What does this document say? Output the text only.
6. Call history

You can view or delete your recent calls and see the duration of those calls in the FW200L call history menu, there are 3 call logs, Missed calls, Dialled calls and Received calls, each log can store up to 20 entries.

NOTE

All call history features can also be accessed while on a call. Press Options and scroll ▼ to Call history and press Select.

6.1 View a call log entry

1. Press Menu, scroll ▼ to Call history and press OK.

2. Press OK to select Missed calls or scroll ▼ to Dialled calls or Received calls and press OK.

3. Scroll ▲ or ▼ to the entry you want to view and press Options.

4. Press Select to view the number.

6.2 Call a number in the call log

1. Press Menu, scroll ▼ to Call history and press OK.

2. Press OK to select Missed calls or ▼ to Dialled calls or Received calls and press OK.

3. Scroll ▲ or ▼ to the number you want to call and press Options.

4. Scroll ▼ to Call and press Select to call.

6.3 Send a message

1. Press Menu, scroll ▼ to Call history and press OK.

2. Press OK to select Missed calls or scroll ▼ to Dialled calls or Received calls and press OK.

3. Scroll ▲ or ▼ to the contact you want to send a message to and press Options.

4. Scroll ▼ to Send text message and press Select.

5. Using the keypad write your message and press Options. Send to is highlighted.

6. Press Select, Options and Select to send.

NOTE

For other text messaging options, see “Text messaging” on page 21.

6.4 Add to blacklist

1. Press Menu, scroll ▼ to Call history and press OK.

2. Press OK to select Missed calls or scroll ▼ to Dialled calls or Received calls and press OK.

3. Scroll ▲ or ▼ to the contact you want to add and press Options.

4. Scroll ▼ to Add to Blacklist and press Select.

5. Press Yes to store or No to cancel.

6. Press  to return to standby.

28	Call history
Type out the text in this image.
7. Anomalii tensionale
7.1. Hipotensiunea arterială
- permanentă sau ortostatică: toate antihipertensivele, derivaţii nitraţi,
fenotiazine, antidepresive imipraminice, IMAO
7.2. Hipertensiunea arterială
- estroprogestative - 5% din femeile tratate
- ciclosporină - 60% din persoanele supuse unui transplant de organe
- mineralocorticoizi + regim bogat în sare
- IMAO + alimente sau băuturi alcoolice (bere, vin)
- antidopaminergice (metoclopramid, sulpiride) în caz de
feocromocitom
::::
* Exercise brief *
Which lines contain the word "this"? Return each of them.

* Solution to the exercise *
What does this document say? Output the text only.
Type out the text in this image.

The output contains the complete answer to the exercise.